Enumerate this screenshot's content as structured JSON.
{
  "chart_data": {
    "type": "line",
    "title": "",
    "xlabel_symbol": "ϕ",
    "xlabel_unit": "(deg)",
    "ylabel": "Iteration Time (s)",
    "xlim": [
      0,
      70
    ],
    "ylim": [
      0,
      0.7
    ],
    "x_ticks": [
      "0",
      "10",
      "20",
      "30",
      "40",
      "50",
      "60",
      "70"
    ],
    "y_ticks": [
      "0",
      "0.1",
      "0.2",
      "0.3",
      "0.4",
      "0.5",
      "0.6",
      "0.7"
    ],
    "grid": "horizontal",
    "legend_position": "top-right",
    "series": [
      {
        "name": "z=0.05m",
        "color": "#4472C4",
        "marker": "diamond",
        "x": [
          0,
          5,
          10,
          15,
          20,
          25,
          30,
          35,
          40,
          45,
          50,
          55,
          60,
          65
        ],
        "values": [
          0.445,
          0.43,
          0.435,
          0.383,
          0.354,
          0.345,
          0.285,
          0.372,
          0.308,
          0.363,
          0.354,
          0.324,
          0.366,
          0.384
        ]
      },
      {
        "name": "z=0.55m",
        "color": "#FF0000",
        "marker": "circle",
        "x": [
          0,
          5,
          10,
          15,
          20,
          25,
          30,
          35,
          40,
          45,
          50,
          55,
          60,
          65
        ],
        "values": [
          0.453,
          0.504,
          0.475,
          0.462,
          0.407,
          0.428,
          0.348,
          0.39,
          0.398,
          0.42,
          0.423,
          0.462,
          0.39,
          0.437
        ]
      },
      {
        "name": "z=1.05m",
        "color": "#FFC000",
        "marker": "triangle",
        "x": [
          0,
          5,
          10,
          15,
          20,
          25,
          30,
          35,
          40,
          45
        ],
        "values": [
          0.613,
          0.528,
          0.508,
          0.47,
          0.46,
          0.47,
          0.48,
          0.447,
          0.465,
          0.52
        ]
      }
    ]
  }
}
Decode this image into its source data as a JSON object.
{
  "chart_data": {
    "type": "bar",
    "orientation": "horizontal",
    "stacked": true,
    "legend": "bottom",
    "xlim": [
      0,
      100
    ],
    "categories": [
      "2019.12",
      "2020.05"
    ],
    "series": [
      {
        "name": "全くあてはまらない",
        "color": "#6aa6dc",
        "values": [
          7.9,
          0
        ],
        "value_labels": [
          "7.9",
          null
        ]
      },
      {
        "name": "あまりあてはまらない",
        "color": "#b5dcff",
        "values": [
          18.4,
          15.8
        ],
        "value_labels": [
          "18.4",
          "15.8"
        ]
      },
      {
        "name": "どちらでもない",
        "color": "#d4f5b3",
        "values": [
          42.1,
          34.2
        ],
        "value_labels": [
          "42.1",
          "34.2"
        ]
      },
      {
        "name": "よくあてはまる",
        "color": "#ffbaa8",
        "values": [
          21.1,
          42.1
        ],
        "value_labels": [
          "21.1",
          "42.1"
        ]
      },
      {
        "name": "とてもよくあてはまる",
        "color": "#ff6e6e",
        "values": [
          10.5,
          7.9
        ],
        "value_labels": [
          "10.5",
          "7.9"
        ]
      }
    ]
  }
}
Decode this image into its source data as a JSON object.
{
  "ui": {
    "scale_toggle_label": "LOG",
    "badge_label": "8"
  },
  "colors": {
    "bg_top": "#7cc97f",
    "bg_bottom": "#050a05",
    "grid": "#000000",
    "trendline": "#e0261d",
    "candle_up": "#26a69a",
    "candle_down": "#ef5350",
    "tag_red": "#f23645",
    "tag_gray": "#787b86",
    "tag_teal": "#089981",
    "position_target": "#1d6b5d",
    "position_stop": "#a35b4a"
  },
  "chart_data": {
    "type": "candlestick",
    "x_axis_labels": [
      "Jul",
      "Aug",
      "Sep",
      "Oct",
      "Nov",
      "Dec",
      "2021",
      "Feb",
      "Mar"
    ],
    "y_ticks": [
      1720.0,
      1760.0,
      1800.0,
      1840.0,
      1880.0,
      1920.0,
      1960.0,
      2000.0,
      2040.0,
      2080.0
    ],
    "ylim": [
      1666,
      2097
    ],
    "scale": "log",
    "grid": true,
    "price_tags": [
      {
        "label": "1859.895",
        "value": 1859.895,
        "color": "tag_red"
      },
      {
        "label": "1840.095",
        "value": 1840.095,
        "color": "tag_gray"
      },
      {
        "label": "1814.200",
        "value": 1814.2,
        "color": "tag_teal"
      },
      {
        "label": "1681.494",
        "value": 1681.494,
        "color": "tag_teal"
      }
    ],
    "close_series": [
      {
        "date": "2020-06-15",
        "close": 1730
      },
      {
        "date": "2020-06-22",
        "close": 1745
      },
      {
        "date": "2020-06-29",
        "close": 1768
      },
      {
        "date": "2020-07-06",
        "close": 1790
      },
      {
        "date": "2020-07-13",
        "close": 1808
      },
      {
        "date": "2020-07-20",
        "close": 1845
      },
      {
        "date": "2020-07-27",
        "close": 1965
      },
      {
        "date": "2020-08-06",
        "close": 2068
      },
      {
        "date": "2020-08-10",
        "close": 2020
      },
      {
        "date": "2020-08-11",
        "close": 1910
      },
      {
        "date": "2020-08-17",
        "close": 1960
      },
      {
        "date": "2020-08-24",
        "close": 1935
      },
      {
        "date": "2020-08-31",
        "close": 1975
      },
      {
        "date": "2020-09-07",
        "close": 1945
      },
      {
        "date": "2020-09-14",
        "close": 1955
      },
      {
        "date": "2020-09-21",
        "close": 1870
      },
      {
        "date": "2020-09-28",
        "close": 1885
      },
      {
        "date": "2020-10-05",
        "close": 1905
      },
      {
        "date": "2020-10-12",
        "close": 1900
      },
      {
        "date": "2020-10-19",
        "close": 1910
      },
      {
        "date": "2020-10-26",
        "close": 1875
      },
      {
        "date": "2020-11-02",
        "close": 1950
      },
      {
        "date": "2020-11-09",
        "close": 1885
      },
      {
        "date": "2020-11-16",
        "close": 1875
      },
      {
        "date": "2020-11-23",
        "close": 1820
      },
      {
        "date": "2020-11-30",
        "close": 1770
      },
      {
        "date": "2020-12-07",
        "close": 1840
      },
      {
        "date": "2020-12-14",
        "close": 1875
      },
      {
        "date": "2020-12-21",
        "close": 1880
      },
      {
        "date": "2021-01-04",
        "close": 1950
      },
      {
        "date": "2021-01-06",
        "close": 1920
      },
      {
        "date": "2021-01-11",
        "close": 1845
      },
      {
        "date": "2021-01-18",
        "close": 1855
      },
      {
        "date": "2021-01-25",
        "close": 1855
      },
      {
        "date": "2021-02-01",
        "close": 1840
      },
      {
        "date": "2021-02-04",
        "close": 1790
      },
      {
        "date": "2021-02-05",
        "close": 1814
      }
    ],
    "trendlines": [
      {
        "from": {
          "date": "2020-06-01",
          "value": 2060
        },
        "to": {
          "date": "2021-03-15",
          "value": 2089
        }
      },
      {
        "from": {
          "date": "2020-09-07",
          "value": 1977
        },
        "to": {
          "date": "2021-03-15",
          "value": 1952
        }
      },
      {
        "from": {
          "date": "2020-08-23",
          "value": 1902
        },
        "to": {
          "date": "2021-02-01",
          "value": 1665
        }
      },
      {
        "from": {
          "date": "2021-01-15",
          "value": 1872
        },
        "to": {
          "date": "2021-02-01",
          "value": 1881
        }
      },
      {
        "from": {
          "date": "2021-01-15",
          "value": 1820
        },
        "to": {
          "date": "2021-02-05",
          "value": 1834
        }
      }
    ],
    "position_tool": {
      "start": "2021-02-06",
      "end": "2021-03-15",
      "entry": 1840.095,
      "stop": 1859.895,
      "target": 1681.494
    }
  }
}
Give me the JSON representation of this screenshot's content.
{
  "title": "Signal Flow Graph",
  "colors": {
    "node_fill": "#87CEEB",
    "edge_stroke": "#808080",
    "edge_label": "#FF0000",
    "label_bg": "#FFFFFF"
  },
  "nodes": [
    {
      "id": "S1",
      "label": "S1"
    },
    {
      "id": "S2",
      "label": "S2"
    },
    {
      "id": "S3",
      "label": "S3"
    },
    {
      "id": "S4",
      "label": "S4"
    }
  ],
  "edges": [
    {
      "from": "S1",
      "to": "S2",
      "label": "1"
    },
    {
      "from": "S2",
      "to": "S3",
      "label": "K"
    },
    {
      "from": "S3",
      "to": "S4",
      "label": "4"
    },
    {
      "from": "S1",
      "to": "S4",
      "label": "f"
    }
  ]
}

EXERCISE BRIEF: Extract all lines that hold the word "this".

EXERCISE SOLUTION:
Enumerate this screenshot's content as structured JSON.
Decode this image into its source data as a JSON object.
Decode this image into its source data as a JSON object.
Give me the JSON representation of this screenshot's content.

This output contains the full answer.